▶ _EXERCISE BRIEF_:
Search the material below for the word "subtitle". Copy every line that has it.

▶ _RECORDS SHOWN_:
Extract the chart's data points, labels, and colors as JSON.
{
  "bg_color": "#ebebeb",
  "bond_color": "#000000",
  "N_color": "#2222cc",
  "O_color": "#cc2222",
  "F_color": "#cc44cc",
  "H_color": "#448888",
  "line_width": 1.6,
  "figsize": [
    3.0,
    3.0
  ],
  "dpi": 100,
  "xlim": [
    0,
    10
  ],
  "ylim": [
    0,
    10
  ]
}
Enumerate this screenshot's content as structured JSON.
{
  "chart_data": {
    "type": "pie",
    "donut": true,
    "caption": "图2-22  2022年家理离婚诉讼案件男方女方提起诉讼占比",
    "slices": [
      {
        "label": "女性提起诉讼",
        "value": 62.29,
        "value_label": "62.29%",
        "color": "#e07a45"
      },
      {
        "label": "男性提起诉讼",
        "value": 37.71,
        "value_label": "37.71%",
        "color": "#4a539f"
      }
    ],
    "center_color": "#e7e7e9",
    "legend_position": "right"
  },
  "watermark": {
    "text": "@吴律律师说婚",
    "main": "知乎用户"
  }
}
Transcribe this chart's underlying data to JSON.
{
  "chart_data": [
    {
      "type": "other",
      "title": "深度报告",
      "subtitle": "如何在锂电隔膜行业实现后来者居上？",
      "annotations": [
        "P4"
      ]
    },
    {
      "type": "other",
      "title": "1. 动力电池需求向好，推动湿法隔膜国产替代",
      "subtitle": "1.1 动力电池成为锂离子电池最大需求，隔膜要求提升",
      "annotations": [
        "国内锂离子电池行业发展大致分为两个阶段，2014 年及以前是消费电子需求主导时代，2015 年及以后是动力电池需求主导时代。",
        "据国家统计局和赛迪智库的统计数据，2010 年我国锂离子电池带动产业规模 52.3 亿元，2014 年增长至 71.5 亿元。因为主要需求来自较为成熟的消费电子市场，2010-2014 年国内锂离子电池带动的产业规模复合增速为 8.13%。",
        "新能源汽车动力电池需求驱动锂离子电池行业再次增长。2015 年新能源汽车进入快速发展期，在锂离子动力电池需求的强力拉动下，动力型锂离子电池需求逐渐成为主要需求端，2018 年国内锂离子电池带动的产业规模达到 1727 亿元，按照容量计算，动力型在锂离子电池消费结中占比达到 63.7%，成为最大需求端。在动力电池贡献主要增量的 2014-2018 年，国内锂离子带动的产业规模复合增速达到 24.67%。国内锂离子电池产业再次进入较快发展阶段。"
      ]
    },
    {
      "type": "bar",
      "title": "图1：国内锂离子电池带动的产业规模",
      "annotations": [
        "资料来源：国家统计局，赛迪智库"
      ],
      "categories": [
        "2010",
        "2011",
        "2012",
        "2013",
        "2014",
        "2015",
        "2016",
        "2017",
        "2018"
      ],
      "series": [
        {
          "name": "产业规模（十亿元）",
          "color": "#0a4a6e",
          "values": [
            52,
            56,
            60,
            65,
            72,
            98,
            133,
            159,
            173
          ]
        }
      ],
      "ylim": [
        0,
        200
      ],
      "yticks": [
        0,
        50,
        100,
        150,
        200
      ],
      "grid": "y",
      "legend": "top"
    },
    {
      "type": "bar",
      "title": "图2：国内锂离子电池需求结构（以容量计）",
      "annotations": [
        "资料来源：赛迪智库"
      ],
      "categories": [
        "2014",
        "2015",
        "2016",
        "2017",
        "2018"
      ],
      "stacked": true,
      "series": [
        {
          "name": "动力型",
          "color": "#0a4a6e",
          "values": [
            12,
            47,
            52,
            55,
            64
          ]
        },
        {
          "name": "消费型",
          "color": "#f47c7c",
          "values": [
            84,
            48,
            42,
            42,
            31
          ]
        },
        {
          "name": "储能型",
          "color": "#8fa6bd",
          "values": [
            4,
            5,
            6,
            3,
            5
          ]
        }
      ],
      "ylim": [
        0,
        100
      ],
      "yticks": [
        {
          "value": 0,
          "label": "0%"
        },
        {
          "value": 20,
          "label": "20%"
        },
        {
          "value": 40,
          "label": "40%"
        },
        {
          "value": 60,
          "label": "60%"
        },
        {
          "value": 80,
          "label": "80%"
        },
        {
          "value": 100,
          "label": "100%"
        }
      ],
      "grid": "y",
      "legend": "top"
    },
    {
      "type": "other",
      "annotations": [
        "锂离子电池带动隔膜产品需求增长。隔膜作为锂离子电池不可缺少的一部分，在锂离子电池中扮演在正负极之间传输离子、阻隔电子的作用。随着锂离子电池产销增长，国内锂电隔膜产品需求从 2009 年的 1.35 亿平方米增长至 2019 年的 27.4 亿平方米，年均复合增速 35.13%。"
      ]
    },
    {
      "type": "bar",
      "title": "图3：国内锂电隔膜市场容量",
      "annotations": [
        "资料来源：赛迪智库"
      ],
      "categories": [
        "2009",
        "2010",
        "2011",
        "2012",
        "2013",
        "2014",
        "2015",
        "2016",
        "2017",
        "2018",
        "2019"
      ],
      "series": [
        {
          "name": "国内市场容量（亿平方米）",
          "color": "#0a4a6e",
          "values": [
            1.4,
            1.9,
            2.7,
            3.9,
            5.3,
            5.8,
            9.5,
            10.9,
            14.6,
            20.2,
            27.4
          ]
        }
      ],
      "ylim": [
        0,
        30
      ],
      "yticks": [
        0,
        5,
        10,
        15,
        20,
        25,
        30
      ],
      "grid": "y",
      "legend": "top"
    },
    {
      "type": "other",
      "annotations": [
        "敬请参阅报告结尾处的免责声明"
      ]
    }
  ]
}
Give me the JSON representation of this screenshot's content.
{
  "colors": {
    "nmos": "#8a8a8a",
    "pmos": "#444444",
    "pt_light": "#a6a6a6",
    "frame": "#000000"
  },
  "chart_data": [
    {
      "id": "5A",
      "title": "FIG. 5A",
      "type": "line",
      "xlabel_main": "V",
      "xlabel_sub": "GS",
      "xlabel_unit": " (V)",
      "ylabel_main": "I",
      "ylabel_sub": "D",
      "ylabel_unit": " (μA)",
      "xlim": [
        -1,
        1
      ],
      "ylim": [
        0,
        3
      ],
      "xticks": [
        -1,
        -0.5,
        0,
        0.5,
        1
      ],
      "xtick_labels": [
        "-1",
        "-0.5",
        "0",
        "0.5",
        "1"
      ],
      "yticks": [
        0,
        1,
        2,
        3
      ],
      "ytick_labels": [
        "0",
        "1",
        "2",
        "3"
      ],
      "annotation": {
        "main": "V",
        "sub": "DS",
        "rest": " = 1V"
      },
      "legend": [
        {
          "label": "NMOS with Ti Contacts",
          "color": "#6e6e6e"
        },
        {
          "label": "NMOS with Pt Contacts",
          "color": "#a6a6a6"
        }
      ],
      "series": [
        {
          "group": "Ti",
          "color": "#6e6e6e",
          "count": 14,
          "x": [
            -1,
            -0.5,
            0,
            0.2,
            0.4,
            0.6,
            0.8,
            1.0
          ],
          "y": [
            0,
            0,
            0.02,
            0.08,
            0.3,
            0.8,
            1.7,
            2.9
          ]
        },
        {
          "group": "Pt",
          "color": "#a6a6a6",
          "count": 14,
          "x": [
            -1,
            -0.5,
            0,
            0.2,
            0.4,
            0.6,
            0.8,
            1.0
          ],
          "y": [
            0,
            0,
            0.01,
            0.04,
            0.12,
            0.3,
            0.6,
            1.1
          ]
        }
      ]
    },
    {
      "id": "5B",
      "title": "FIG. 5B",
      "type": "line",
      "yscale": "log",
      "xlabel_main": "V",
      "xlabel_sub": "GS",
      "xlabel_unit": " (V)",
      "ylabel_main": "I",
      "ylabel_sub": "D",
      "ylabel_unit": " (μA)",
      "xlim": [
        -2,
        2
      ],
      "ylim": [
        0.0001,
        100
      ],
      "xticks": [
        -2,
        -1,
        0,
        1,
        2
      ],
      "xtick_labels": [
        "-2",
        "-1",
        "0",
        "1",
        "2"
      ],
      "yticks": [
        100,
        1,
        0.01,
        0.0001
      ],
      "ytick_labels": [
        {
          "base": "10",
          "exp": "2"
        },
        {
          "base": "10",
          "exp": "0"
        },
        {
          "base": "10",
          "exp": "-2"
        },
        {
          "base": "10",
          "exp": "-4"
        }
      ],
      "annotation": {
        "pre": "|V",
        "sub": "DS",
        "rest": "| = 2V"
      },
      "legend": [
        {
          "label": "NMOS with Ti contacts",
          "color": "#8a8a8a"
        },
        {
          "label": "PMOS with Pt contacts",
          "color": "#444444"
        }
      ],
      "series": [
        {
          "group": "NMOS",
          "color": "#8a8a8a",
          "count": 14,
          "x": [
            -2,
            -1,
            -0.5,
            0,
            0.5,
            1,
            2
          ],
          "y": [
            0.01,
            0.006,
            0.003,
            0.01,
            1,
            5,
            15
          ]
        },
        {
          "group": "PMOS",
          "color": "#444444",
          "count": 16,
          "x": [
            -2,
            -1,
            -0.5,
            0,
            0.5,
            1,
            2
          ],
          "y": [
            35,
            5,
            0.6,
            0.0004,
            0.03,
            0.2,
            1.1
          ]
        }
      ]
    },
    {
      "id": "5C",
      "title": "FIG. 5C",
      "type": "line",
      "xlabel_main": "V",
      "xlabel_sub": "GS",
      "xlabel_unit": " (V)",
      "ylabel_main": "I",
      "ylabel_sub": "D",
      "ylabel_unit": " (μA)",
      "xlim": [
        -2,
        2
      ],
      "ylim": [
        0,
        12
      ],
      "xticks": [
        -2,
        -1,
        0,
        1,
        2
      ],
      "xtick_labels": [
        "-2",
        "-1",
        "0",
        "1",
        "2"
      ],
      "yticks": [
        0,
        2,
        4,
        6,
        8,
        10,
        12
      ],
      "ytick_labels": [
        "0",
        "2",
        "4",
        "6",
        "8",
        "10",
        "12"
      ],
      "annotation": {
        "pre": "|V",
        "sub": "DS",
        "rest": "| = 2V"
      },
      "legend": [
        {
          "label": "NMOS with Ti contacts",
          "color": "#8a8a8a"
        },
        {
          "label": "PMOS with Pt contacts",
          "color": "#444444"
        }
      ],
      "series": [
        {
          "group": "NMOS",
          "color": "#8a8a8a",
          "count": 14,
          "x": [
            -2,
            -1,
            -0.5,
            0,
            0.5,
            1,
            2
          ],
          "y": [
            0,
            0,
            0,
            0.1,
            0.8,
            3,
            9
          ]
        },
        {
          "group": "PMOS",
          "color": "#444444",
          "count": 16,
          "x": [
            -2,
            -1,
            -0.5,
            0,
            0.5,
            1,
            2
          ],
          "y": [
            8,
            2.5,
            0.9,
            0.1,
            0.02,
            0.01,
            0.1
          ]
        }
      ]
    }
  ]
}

▶ _TASK OUTPUT_:
      "subtitle": "如何在锂电隔膜行业实现后来者居上？",
      "subtitle": "1.1 动力电池成为锂离子电池最大需求，隔膜要求提升",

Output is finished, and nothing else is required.